** Texto del documento **
###
8 de septiembre de 2017 - 12:56

Torturaron y asesinaron a campesinos peruanos para quitarles sus tierras amazónicas

Los terrenos los quieren las empresas que siembran palma aceitera. Las víctimas se negaban a ceder sus propiedades.

Seis campesinos de un remoto caserío de la Amazonía peruana en una región fronteriza con Brasil fueron torturados y asesinados a tiros por decenas de hombres armados, denunció el jueves un dirigente indígena, en una posible disputa por la posesión de tierras ambicionadas por empresas que siembran palma aceitera.

Robert Guimaraes, presidente de la Federación de Comunidades Nativas de Ucayali, declaró que los homicidios ocurrieron el 1 de septiembre en el remoto caserío Bajo Rayal donde vivían los campesinos, exactamente tres años después del asesinato de cuatro activistas indígenas en la misma región amazónica.
###
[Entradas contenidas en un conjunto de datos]
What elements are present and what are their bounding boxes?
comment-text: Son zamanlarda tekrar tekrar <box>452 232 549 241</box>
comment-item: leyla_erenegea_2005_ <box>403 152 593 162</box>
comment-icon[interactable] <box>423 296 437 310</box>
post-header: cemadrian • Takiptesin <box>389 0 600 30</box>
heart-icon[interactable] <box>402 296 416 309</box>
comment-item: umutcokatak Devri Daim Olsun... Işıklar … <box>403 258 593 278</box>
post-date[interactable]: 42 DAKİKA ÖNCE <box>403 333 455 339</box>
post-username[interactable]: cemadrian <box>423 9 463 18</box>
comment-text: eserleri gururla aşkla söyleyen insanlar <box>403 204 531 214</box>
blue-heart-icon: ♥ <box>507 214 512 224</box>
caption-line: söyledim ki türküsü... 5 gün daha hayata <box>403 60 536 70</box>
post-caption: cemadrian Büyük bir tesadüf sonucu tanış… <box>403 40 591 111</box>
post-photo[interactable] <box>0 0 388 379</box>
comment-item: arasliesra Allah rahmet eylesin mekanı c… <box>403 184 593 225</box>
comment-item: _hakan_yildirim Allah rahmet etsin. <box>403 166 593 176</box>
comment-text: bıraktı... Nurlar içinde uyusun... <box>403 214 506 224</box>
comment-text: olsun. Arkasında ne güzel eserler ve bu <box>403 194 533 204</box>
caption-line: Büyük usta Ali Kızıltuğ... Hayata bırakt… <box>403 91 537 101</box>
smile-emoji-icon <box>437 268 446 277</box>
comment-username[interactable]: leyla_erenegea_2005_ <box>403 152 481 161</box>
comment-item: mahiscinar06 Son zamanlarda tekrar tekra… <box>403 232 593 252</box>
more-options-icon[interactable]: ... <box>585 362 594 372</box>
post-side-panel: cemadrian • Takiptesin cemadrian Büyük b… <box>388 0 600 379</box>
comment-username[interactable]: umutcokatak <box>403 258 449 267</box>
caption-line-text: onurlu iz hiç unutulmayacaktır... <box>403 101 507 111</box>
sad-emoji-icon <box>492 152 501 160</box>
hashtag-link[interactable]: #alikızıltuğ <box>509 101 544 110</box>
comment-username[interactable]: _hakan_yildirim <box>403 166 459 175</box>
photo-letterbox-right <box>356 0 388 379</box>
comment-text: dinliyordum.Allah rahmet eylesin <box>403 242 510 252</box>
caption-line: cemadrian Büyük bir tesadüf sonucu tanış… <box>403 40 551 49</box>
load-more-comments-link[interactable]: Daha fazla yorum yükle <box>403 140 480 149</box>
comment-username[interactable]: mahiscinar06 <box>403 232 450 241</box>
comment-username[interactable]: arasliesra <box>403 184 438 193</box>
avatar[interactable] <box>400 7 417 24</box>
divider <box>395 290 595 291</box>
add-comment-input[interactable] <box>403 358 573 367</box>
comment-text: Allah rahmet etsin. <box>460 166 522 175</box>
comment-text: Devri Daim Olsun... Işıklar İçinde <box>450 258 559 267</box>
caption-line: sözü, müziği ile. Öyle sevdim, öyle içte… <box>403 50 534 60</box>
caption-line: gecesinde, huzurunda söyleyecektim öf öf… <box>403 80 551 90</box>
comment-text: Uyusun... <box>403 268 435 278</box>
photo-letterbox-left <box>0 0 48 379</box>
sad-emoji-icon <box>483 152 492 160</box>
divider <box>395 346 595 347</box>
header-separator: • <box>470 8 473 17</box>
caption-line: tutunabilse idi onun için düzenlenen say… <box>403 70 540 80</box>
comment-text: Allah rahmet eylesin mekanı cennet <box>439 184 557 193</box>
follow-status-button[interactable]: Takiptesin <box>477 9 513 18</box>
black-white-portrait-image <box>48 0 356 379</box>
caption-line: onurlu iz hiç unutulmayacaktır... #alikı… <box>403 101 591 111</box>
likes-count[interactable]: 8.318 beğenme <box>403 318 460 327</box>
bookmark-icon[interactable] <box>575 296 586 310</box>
###
** Instrucción de trabajo 1 **
Según la noticia sobre los campesinos asesinados en la Amazonía peruana, ¿en qué fecha ocurrieron los homicidios?
** Instrucción de trabajo 2 **
Escribe la continuación de la noticia sobre los campesinos asesinados en la Amazonía peruana a partir de su último párrafo.
Las entradas no hacen falta para nada.

** Resultado del ejercicio 1 **
El 1 de septiembre.

** Resultado del ejercicio 2 **
La policía halló los cuerpos de los campesinos asesinados en riachuelos cercanos a la comunidad, según periódicos regionales, que publicaron fotografías en las que se veían los cadáveres de las víctimas amontonados en la caja de una camioneta policial.

Desde la comisaría de la ciudad cercana de Nueva Requena no se hicieron declaraciones.

El gobierno de Lima no ha emitido comentarios sobre los asesinatos.

Guimaraes, cuya organización representa a 196 comunidades de la etnia shipiba, indicó que los campesinos fallecidos se negaban a ceder sus tierras a traficantes de terrenos, que a su vez suelen revenderlos a empresarios ligados a la siembra del monocultivo de palma aceitera.

El dirigente indígena afirmó que la amazónica región Ucayali, fronteriza con Brasil, es escenario de una elevada cantidad de crímenes ligados a la tala y comercio de madera y al tráfico de tierras de grupos criminales, que despojan de sus terrenos "a personas humildes" y quedan impunes.

"Estos problemas parece que no le importan a las autoridades. Nosotros les hemos contado varias veces", dijo Guimaraes.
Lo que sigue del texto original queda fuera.